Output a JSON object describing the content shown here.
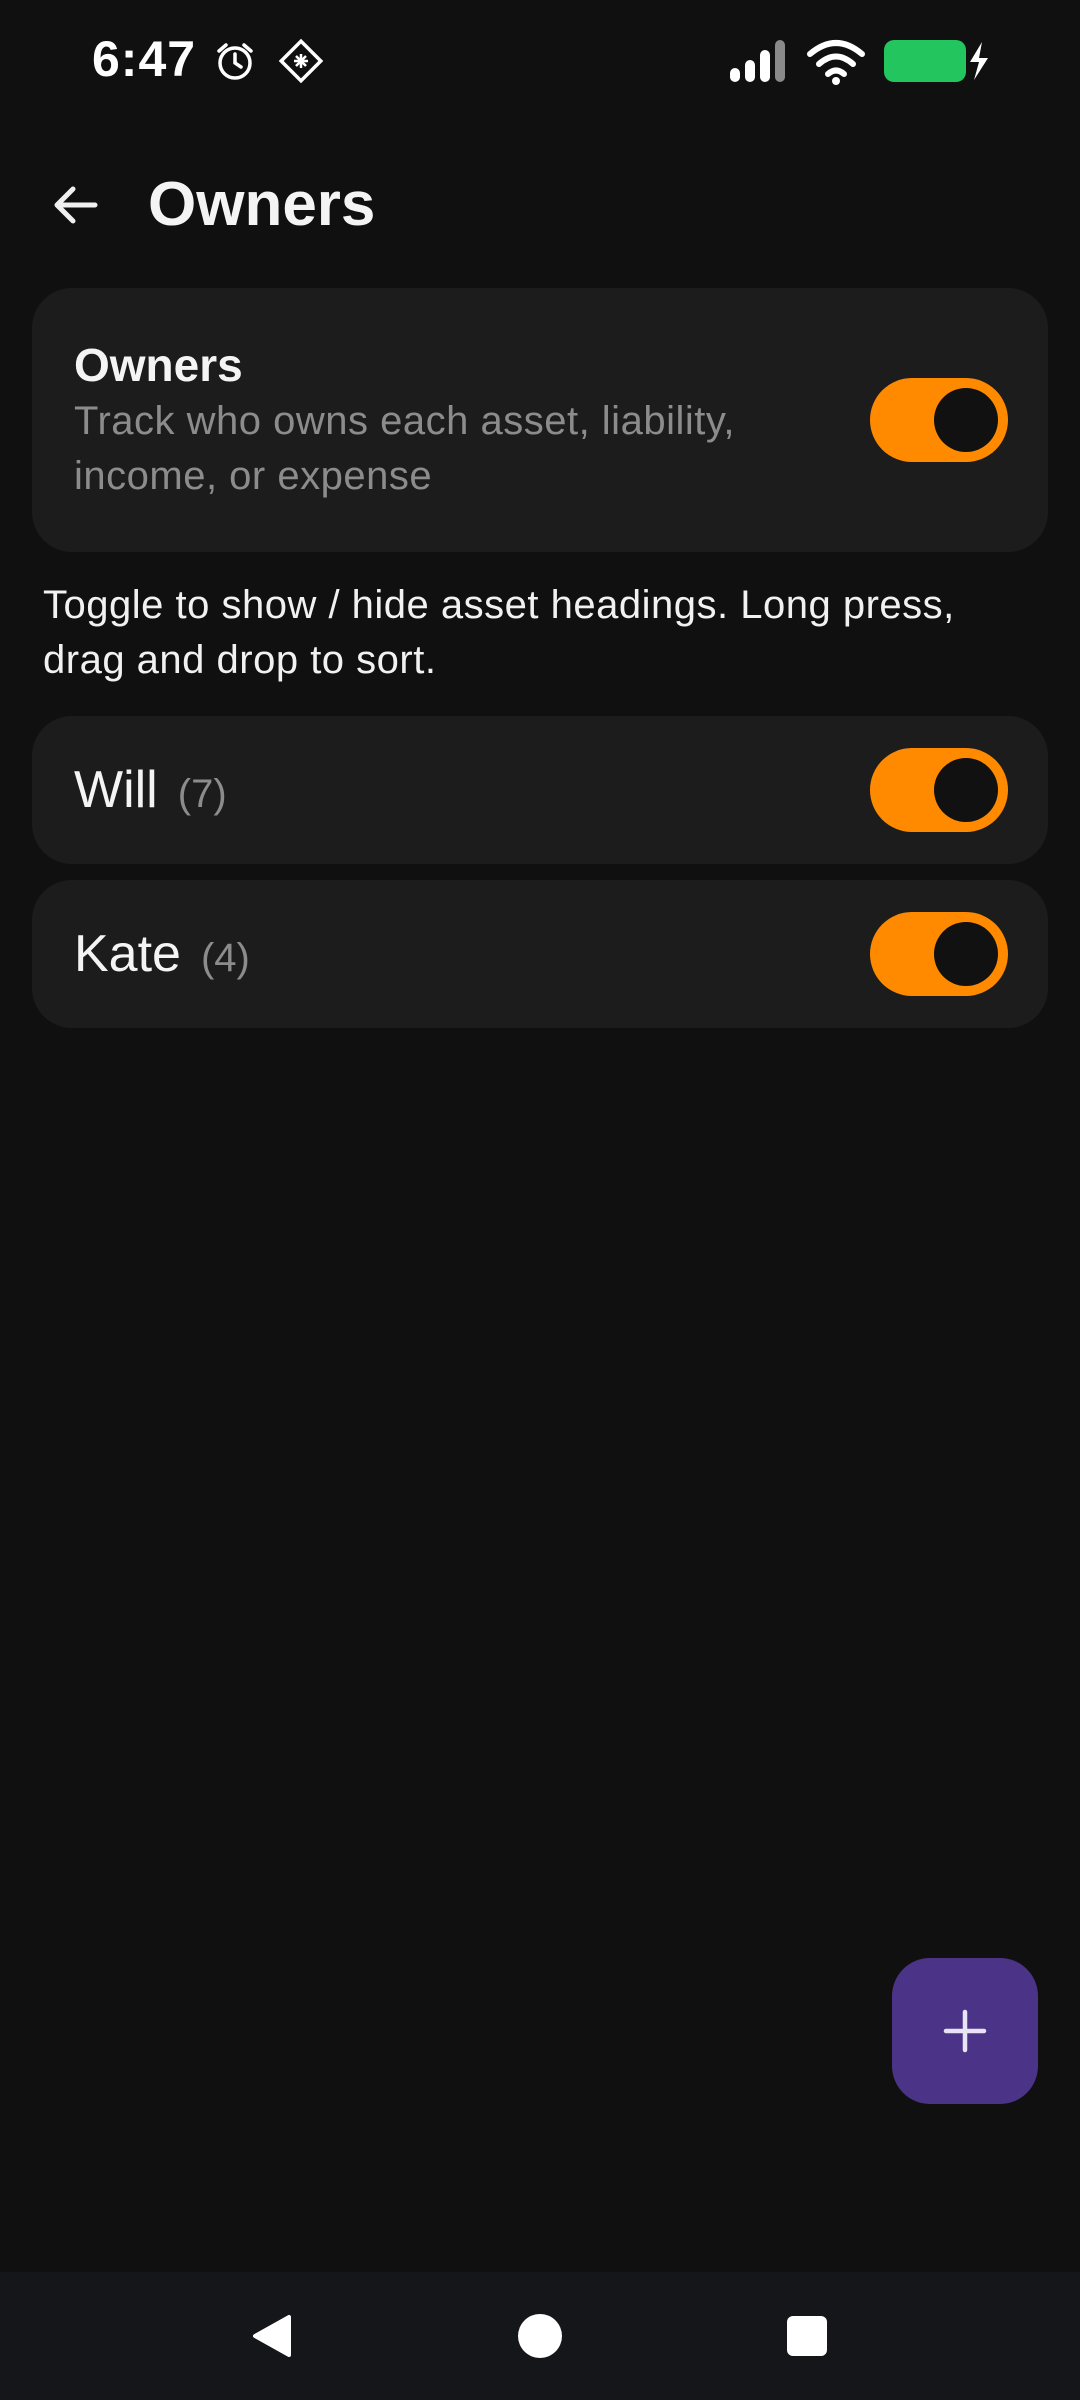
{
  "status_bar": {
    "time": "6:47",
    "icons": [
      "alarm-icon",
      "app-notification-icon",
      "signal-icon",
      "wifi-icon",
      "battery-charging-icon"
    ],
    "battery_color": "#22c55e"
  },
  "app_bar": {
    "back_icon": "arrow-left-icon",
    "title": "Owners"
  },
  "owners_card": {
    "title": "Owners",
    "description": "Track who owns each asset, liability, income, or expense",
    "enabled": true
  },
  "hint": "Toggle to show / hide asset headings. Long press, drag and drop to sort.",
  "owners": [
    {
      "name": "Will",
      "count": "(7)",
      "visible": true
    },
    {
      "name": "Kate",
      "count": "(4)",
      "visible": true
    }
  ],
  "fab": {
    "icon": "plus-icon"
  },
  "nav_bar": {
    "icons": [
      "back-triangle-icon",
      "home-circle-icon",
      "recents-square-icon"
    ]
  },
  "colors": {
    "background": "#101011",
    "card": "#1c1c1d",
    "accent": "#ff8a00",
    "fab": "#4b3487"
  }
}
▬▬▬
- WRITTEN EXERCISE -
Make an exact copy of the records above, with the pictures left out.

- COMPLETE OUTPUT -
Output a JSON object describing the content shown here.
{
  "status_bar": {
    "time": "6:47",
    "icons": [
      "alarm-icon",
      "app-notification-icon",
      "signal-icon",
      "wifi-icon",
      "battery-charging-icon"
    ],
    "battery_color": "#22c55e"
  },
  "app_bar": {
    "back_icon": "arrow-left-icon",
    "title": "Owners"
  },
  "owners_card": {
    "title": "Owners",
    "description": "Track who owns each asset, liability, income, or expense",
    "enabled": true
  },
  "hint": "Toggle to show / hide asset headings. Long press, drag and drop to sort.",
  "owners": [
    {
      "name": "Will",
      "count": "(7)",
      "visible": true
    },
    {
      "name": "Kate",
      "count": "(4)",
      "visible": true
    }
  ],
  "fab": {
    "icon": "plus-icon"
  },
  "nav_bar": {
    "icons": [
      "back-triangle-icon",
      "home-circle-icon",
      "recents-square-icon"
    ]
  },
  "colors": {
    "background": "#101011",
    "card": "#1c1c1d",
    "accent": "#ff8a00",
    "fab": "#4b3487"
  }
}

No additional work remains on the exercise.